* start EXTRACTED DATA *

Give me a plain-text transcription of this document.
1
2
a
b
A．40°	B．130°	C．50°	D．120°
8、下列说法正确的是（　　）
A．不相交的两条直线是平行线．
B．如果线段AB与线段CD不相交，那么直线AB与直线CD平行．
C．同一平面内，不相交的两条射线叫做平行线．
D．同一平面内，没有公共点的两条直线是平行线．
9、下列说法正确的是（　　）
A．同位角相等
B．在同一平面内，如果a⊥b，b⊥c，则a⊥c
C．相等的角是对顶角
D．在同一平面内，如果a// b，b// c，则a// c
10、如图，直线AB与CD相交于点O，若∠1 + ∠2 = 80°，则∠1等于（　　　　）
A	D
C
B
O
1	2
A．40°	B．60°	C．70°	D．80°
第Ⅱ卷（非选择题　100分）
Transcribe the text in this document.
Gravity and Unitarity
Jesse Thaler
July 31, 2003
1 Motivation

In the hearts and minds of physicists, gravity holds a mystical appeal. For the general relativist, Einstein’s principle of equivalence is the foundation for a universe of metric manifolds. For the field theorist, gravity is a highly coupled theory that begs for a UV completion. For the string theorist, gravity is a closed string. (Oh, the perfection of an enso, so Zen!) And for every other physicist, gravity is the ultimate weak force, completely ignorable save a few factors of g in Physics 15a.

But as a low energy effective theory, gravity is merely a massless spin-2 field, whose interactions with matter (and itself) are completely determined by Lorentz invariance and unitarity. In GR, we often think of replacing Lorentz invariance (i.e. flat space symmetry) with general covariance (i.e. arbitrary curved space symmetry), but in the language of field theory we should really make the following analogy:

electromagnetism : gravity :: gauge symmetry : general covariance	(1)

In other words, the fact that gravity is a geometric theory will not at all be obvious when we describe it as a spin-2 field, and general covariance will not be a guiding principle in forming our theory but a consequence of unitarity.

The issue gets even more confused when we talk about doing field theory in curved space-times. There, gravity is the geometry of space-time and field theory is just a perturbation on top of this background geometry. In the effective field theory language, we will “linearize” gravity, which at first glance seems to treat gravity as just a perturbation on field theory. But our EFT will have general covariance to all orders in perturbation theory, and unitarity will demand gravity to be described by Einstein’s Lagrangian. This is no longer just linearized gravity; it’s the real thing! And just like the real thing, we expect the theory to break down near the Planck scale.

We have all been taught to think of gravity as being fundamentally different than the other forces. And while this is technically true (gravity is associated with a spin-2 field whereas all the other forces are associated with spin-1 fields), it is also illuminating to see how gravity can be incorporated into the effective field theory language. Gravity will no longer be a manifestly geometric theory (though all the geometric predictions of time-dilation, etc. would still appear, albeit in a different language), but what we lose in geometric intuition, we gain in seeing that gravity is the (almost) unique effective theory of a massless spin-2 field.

* end EXTRACTED DATA *

## PROBLEM REQUIREMENTS
Return all of the entries exactly as they were supplied.

## FULL ANSWER
Give me a plain-text transcription of this document.
1
2
a
b
A．40°	B．130°	C．50°	D．120°
8、下列说法正确的是（　　）
A．不相交的两条直线是平行线．
B．如果线段AB与线段CD不相交，那么直线AB与直线CD平行．
C．同一平面内，不相交的两条射线叫做平行线．
D．同一平面内，没有公共点的两条直线是平行线．
9、下列说法正确的是（　　）
A．同位角相等
B．在同一平面内，如果a⊥b，b⊥c，则a⊥c
C．相等的角是对顶角
D．在同一平面内，如果a// b，b// c，则a// c
10、如图，直线AB与CD相交于点O，若∠1 + ∠2 = 80°，则∠1等于（　　　　）
A	D
C
B
O
1	2
A．40°	B．60°	C．70°	D．80°
第Ⅱ卷（非选择题　100分）
Transcribe the text in this document.
Gravity and Unitarity
Jesse Thaler
July 31, 2003
1 Motivation

In the hearts and minds of physicists, gravity holds a mystical appeal. For the general relativist, Einstein’s principle of equivalence is the foundation for a universe of metric manifolds. For the field theorist, gravity is a highly coupled theory that begs for a UV completion. For the string theorist, gravity is a closed string. (Oh, the perfection of an enso, so Zen!) And for every other physicist, gravity is the ultimate weak force, completely ignorable save a few factors of g in Physics 15a.

But as a low energy effective theory, gravity is merely a massless spin-2 field, whose interactions with matter (and itself) are completely determined by Lorentz invariance and unitarity. In GR, we often think of replacing Lorentz invariance (i.e. flat space symmetry) with general covariance (i.e. arbitrary curved space symmetry), but in the language of field theory we should really make the following analogy:

electromagnetism : gravity :: gauge symmetry : general covariance	(1)

In other words, the fact that gravity is a geometric theory will not at all be obvious when we describe it as a spin-2 field, and general covariance will not be a guiding principle in forming our theory but a consequence of unitarity.

The issue gets even more confused when we talk about doing field theory in curved space-times. There, gravity is the geometry of space-time and field theory is just a perturbation on top of this background geometry. In the effective field theory language, we will “linearize” gravity, which at first glance seems to treat gravity as just a perturbation on field theory. But our EFT will have general covariance to all orders in perturbation theory, and unitarity will demand gravity to be described by Einstein’s Lagrangian. This is no longer just linearized gravity; it’s the real thing! And just like the real thing, we expect the theory to break down near the Planck scale.

We have all been taught to think of gravity as being fundamentally different than the other forces. And while this is technically true (gravity is associated with a spin-2 field whereas all the other forces are associated with spin-1 fields), it is also illuminating to see how gravity can be incorporated into the effective field theory language. Gravity will no longer be a manifestly geometric theory (though all the geometric predictions of time-dilation, etc. would still appear, albeit in a different language), but what we lose in geometric intuition, we gain in seeing that gravity is the (almost) unique effective theory of a massless spin-2 field.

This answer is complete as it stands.